#### RECORDS TO USE
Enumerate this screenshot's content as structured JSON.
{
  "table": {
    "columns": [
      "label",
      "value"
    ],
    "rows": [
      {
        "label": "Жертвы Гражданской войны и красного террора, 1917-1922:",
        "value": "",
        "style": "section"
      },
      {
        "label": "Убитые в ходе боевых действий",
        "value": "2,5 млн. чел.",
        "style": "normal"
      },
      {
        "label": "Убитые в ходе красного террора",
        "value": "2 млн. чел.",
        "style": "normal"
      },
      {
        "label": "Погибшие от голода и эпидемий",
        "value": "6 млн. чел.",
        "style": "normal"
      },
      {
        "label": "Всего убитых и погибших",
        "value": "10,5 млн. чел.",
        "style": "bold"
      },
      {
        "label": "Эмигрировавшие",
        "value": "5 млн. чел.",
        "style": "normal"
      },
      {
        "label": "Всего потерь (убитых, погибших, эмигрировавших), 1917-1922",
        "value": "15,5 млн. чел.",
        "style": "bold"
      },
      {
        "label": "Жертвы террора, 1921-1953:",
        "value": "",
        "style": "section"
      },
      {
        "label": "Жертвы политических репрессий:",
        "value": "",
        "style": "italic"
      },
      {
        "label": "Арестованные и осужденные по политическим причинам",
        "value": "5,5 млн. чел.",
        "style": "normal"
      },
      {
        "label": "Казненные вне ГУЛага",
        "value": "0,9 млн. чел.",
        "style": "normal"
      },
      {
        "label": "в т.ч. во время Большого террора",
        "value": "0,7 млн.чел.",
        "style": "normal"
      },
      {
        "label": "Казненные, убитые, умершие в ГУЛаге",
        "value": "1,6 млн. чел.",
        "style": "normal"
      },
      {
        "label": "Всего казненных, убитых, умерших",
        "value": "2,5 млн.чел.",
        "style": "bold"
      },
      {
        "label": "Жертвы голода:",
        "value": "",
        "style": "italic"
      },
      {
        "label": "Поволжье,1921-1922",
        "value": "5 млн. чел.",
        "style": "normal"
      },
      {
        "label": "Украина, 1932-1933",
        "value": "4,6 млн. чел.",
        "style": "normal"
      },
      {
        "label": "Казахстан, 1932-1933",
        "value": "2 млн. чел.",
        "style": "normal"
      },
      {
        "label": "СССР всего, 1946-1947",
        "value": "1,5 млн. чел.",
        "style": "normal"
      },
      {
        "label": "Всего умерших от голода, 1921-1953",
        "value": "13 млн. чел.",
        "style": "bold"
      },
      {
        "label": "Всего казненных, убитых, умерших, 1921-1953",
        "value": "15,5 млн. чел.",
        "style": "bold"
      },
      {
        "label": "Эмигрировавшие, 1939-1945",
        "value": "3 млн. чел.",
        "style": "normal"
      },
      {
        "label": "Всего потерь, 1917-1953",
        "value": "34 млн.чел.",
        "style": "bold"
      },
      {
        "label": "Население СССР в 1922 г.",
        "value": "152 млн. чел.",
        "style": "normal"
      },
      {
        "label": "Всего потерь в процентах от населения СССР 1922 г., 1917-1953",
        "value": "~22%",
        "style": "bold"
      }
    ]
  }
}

#### WHAT IS NEEDED
Take every line above carrying "умерших" and return it.

#### WRITTEN RESPONSE
        "label": "Всего казненных, убитых, умерших",
        "label": "Всего умерших от голода, 1921-1953",
        "label": "Всего казненных, убитых, умерших, 1921-1953",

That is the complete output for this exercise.